--- WRITTEN INSTRUCTION ---
Retype every line of the records below without changing anything.

(begin)

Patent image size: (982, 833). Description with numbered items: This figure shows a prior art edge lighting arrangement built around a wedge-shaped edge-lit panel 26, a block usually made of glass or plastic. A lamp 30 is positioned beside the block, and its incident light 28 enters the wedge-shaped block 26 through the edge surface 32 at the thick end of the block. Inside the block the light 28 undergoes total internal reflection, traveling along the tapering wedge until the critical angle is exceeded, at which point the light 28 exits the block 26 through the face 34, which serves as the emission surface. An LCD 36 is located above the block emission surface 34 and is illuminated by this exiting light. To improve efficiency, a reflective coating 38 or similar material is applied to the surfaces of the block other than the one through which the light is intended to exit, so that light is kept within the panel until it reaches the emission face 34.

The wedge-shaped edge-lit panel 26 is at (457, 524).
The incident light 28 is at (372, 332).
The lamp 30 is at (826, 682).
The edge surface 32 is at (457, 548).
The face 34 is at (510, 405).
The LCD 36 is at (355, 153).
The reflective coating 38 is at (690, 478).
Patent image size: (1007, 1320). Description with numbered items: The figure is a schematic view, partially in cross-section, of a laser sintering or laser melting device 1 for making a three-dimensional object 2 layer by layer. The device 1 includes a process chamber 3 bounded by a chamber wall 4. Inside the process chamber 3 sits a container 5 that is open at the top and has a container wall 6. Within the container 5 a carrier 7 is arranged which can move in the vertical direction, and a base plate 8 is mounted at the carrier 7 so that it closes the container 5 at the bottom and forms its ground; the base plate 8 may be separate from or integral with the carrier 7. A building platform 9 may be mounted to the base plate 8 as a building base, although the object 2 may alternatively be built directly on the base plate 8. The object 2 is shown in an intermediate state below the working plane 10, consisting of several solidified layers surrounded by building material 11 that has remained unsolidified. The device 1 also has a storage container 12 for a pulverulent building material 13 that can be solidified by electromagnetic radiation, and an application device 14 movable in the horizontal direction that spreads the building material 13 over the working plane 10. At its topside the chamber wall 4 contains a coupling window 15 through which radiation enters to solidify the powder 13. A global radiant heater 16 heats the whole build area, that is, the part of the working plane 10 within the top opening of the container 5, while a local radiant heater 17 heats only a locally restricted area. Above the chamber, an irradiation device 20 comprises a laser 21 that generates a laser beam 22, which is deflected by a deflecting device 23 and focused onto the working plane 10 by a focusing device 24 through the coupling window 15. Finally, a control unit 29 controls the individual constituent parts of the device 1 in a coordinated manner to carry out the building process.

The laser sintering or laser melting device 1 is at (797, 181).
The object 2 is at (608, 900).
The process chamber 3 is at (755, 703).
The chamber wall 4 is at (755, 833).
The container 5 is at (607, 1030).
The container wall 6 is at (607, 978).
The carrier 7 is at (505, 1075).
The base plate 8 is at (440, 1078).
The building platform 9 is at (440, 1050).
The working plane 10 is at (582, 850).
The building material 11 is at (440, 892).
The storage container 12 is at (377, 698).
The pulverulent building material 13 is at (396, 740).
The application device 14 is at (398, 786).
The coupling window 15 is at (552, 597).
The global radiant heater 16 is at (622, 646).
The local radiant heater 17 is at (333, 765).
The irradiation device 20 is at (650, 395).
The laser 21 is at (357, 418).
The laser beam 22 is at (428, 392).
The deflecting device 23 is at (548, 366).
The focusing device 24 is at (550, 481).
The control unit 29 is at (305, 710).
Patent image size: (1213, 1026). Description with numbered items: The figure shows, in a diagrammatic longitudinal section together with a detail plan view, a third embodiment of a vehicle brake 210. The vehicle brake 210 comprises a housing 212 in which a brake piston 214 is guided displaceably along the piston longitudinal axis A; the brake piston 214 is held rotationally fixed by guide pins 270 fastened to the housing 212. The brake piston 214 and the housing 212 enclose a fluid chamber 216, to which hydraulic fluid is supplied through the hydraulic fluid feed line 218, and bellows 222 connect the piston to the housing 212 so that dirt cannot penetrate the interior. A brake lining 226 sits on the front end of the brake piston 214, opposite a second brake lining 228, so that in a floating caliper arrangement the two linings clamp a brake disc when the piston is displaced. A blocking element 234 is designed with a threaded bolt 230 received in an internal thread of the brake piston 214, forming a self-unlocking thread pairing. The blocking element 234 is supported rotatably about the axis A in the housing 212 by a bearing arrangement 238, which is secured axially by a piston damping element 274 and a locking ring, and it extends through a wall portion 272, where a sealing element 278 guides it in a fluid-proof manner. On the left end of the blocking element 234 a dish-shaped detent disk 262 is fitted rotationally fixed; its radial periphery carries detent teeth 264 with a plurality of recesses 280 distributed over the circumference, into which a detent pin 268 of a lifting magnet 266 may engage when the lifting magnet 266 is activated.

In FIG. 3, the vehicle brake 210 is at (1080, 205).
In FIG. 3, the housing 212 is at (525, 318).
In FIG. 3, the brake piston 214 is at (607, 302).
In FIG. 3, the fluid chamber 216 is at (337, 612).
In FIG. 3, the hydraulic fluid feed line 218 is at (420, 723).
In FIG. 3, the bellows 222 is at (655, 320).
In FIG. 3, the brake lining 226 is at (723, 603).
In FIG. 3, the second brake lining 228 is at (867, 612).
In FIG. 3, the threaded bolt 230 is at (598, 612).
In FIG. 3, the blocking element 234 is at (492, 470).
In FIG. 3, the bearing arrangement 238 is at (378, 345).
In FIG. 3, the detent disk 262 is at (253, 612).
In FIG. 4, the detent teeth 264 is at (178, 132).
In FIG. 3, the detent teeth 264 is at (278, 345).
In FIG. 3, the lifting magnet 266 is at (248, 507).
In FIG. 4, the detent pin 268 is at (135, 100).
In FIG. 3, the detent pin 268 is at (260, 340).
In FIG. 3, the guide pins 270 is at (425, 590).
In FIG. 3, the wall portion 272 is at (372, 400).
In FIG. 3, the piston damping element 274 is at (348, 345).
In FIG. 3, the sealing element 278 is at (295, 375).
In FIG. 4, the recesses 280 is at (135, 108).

(end)

--- COMPLETE OUTPUT ---
Patent image size: (982, 833). Description with numbered items: This figure shows a prior art edge lighting arrangement built around a wedge-shaped edge-lit panel 26, a block usually made of glass or plastic. A lamp 30 is positioned beside the block, and its incident light 28 enters the wedge-shaped block 26 through the edge surface 32 at the thick end of the block. Inside the block the light 28 undergoes total internal reflection, traveling along the tapering wedge until the critical angle is exceeded, at which point the light 28 exits the block 26 through the face 34, which serves as the emission surface. An LCD 36 is located above the block emission surface 34 and is illuminated by this exiting light. To improve efficiency, a reflective coating 38 or similar material is applied to the surfaces of the block other than the one through which the light is intended to exit, so that light is kept within the panel until it reaches the emission face 34.

The wedge-shaped edge-lit panel 26 is at (457, 524).
The incident light 28 is at (372, 332).
The lamp 30 is at (826, 682).
The edge surface 32 is at (457, 548).
The face 34 is at (510, 405).
The LCD 36 is at (355, 153).
The reflective coating 38 is at (690, 478).
Patent image size: (1007, 1320). Description with numbered items: The figure is a schematic view, partially in cross-section, of a laser sintering or laser melting device 1 for making a three-dimensional object 2 layer by layer. The device 1 includes a process chamber 3 bounded by a chamber wall 4. Inside the process chamber 3 sits a container 5 that is open at the top and has a container wall 6. Within the container 5 a carrier 7 is arranged which can move in the vertical direction, and a base plate 8 is mounted at the carrier 7 so that it closes the container 5 at the bottom and forms its ground; the base plate 8 may be separate from or integral with the carrier 7. A building platform 9 may be mounted to the base plate 8 as a building base, although the object 2 may alternatively be built directly on the base plate 8. The object 2 is shown in an intermediate state below the working plane 10, consisting of several solidified layers surrounded by building material 11 that has remained unsolidified. The device 1 also has a storage container 12 for a pulverulent building material 13 that can be solidified by electromagnetic radiation, and an application device 14 movable in the horizontal direction that spreads the building material 13 over the working plane 10. At its topside the chamber wall 4 contains a coupling window 15 through which radiation enters to solidify the powder 13. A global radiant heater 16 heats the whole build area, that is, the part of the working plane 10 within the top opening of the container 5, while a local radiant heater 17 heats only a locally restricted area. Above the chamber, an irradiation device 20 comprises a laser 21 that generates a laser beam 22, which is deflected by a deflecting device 23 and focused onto the working plane 10 by a focusing device 24 through the coupling window 15. Finally, a control unit 29 controls the individual constituent parts of the device 1 in a coordinated manner to carry out the building process.

The laser sintering or laser melting device 1 is at (797, 181).
The object 2 is at (608, 900).
The process chamber 3 is at (755, 703).
The chamber wall 4 is at (755, 833).
The container 5 is at (607, 1030).
The container wall 6 is at (607, 978).
The carrier 7 is at (505, 1075).
The base plate 8 is at (440, 1078).
The building platform 9 is at (440, 1050).
The working plane 10 is at (582, 850).
The building material 11 is at (440, 892).
The storage container 12 is at (377, 698).
The pulverulent building material 13 is at (396, 740).
The application device 14 is at (398, 786).
The coupling window 15 is at (552, 597).
The global radiant heater 16 is at (622, 646).
The local radiant heater 17 is at (333, 765).
The irradiation device 20 is at (650, 395).
The laser 21 is at (357, 418).
The laser beam 22 is at (428, 392).
The deflecting device 23 is at (548, 366).
The focusing device 24 is at (550, 481).
The control unit 29 is at (305, 710).
Patent image size: (1213, 1026). Description with numbered items: The figure shows, in a diagrammatic longitudinal section together with a detail plan view, a third embodiment of a vehicle brake 210. The vehicle brake 210 comprises a housing 212 in which a brake piston 214 is guided displaceably along the piston longitudinal axis A; the brake piston 214 is held rotationally fixed by guide pins 270 fastened to the housing 212. The brake piston 214 and the housing 212 enclose a fluid chamber 216, to which hydraulic fluid is supplied through the hydraulic fluid feed line 218, and bellows 222 connect the piston to the housing 212 so that dirt cannot penetrate the interior. A brake lining 226 sits on the front end of the brake piston 214, opposite a second brake lining 228, so that in a floating caliper arrangement the two linings clamp a brake disc when the piston is displaced. A blocking element 234 is designed with a threaded bolt 230 received in an internal thread of the brake piston 214, forming a self-unlocking thread pairing. The blocking element 234 is supported rotatably about the axis A in the housing 212 by a bearing arrangement 238, which is secured axially by a piston damping element 274 and a locking ring, and it extends through a wall portion 272, where a sealing element 278 guides it in a fluid-proof manner. On the left end of the blocking element 234 a dish-shaped detent disk 262 is fitted rotationally fixed; its radial periphery carries detent teeth 264 with a plurality of recesses 280 distributed over the circumference, into which a detent pin 268 of a lifting magnet 266 may engage when the lifting magnet 266 is activated.

In FIG. 3, the vehicle brake 210 is at (1080, 205).
In FIG. 3, the housing 212 is at (525, 318).
In FIG. 3, the brake piston 214 is at (607, 302).
In FIG. 3, the fluid chamber 216 is at (337, 612).
In FIG. 3, the hydraulic fluid feed line 218 is at (420, 723).
In FIG. 3, the bellows 222 is at (655, 320).
In FIG. 3, the brake lining 226 is at (723, 603).
In FIG. 3, the second brake lining 228 is at (867, 612).
In FIG. 3, the threaded bolt 230 is at (598, 612).
In FIG. 3, the blocking element 234 is at (492, 470).
In FIG. 3, the bearing arrangement 238 is at (378, 345).
In FIG. 3, the detent disk 262 is at (253, 612).
In FIG. 4, the detent teeth 264 is at (178, 132).
In FIG. 3, the detent teeth 264 is at (278, 345).
In FIG. 3, the lifting magnet 266 is at (248, 507).
In FIG. 4, the detent pin 268 is at (135, 100).
In FIG. 3, the detent pin 268 is at (260, 340).
In FIG. 3, the guide pins 270 is at (425, 590).
In FIG. 3, the wall portion 272 is at (372, 400).
In FIG. 3, the piston damping element 274 is at (348, 345).
In FIG. 3, the sealing element 278 is at (295, 375).
In FIG. 4, the recesses 280 is at (135, 108).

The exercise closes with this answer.